• DIRECTIONS
Look through the records below and collect all lines that hold the string "Less".
# DATA EXTRACT start
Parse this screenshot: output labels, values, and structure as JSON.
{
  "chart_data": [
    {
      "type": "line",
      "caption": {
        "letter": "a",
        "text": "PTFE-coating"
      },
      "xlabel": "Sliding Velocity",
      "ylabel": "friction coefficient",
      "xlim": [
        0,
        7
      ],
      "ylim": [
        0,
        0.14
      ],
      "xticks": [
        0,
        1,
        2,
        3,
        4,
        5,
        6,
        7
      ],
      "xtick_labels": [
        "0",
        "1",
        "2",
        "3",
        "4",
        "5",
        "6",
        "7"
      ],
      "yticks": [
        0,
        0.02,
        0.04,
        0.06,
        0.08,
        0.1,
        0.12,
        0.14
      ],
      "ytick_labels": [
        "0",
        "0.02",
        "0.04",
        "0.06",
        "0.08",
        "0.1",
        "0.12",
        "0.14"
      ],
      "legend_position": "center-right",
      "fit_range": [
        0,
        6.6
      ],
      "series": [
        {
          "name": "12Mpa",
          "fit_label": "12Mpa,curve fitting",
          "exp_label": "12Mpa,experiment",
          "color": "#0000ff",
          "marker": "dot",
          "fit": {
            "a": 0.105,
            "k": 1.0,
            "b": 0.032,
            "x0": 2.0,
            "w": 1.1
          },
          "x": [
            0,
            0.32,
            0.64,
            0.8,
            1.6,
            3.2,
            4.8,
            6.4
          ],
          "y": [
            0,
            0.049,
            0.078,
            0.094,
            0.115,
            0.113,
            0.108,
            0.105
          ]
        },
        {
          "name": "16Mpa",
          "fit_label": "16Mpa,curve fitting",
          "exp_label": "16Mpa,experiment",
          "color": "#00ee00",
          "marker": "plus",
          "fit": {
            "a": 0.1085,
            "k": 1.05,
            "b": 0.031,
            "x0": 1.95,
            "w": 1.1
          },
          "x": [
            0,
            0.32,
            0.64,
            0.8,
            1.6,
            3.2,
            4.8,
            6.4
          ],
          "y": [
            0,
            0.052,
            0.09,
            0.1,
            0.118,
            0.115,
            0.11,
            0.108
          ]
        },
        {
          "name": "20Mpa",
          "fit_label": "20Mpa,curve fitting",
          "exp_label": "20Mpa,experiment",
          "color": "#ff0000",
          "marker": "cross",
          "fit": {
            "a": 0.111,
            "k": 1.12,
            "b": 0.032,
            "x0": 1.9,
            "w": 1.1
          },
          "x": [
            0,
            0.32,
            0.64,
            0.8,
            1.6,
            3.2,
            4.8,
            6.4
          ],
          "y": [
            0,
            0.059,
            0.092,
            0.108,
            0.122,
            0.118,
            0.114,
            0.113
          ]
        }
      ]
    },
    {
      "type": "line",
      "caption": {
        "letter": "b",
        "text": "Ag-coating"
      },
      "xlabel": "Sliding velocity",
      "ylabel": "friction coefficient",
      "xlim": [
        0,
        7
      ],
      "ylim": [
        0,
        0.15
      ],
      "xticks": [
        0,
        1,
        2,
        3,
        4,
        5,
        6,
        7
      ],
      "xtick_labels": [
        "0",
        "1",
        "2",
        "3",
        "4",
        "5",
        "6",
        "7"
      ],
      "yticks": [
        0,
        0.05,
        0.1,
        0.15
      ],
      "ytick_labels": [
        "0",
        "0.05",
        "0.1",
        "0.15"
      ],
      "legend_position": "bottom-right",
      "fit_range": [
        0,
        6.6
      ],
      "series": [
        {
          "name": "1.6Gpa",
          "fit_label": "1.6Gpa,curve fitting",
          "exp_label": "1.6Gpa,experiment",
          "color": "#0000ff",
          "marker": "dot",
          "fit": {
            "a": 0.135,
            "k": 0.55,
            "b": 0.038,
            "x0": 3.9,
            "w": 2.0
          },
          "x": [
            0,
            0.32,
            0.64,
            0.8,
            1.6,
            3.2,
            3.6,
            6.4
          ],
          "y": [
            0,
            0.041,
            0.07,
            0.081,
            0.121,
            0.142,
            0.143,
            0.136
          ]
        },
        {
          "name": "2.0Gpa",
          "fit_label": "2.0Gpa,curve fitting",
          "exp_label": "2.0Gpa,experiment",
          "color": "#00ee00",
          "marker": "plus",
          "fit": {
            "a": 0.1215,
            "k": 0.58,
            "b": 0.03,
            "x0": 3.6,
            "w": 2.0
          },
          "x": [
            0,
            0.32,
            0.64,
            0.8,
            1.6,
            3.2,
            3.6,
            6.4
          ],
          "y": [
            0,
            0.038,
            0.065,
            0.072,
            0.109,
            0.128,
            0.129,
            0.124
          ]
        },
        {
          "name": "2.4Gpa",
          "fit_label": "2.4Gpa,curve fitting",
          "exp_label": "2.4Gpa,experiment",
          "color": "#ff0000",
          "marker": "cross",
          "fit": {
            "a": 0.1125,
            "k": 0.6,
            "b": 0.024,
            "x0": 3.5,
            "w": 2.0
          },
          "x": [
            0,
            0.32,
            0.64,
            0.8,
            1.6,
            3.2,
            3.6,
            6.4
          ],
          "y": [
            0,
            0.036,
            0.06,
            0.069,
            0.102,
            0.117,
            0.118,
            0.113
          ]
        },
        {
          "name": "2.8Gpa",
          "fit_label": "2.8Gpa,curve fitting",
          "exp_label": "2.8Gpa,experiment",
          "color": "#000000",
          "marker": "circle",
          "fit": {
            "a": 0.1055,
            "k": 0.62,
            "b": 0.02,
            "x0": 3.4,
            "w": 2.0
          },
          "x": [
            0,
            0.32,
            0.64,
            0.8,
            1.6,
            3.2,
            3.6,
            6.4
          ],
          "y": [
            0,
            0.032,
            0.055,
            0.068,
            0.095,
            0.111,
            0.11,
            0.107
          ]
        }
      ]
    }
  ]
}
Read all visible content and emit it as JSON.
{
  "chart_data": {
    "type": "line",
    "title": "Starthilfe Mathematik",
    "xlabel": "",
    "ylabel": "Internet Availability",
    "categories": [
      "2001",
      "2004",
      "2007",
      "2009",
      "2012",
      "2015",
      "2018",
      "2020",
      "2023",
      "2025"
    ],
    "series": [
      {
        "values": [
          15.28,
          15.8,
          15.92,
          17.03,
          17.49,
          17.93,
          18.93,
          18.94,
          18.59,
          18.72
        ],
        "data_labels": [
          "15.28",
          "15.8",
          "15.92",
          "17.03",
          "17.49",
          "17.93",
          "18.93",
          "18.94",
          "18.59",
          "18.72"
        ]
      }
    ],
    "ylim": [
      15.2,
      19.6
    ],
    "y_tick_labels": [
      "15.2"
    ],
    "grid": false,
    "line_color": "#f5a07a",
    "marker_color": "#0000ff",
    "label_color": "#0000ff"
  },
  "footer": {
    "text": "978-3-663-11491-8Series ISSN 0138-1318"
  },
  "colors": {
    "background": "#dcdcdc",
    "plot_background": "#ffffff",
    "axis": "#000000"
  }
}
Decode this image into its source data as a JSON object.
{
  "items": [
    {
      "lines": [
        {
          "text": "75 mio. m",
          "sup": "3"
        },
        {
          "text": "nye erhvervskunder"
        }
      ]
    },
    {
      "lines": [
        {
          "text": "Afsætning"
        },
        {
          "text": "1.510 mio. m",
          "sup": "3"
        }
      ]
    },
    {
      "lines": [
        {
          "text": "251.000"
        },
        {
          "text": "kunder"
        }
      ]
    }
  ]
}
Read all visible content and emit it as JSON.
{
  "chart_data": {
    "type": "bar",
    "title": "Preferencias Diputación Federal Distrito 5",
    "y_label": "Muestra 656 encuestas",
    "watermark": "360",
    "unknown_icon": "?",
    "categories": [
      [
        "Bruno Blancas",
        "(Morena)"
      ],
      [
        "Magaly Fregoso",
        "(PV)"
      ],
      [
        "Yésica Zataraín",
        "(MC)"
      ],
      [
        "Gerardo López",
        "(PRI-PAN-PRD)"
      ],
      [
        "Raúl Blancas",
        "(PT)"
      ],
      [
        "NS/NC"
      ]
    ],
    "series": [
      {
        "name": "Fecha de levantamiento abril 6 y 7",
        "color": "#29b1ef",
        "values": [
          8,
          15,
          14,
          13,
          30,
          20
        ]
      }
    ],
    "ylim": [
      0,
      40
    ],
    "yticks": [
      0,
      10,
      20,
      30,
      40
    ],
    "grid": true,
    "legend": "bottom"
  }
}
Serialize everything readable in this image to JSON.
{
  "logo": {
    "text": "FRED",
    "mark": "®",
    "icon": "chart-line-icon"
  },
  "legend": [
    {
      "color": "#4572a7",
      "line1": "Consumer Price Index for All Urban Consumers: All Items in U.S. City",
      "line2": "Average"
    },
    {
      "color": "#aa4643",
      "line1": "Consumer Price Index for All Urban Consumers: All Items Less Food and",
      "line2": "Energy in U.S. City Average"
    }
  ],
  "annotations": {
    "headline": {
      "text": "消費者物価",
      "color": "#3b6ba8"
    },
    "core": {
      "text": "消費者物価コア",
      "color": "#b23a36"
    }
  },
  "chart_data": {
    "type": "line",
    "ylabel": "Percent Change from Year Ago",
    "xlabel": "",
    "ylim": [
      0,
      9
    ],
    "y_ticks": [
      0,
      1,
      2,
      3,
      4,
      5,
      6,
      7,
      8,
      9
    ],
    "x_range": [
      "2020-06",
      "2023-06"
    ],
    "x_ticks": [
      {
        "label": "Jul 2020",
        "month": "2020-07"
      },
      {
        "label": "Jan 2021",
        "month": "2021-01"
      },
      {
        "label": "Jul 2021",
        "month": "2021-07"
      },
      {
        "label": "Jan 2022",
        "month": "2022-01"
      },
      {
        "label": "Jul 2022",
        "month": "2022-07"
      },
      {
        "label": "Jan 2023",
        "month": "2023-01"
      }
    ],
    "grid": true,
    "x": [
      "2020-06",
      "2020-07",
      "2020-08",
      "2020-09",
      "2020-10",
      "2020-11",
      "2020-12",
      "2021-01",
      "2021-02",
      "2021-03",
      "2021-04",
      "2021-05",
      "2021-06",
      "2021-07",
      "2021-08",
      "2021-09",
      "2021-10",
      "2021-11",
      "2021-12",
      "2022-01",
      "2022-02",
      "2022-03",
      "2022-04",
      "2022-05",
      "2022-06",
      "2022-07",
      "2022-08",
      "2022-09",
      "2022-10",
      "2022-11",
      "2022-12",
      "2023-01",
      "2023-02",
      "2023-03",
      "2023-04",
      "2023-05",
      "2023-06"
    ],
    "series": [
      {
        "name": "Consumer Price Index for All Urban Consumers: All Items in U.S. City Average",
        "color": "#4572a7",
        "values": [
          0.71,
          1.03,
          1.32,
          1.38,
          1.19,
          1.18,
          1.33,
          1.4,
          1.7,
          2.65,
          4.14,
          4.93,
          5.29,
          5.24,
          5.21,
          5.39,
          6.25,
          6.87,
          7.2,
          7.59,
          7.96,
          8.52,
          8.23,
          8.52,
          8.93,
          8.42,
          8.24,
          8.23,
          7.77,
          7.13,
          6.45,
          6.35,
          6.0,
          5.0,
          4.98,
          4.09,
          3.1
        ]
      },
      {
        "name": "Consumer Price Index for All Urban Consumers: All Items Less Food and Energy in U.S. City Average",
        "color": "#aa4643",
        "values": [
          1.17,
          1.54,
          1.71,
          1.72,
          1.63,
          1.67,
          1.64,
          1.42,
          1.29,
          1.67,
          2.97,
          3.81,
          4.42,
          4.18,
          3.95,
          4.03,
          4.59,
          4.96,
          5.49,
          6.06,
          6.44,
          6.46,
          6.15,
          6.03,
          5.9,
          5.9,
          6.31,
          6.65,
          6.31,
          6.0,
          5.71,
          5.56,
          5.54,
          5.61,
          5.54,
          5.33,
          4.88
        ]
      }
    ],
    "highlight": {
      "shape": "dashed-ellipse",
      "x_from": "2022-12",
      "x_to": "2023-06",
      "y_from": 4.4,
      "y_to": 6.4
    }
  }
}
# DATA EXTRACT end
• RIGHT ANSWER
      "line1": "Consumer Price Index for All Urban Consumers: All Items Less Food and",
        "name": "Consumer Price Index for All Urban Consumers: All Items Less Food and Energy in U.S. City Average",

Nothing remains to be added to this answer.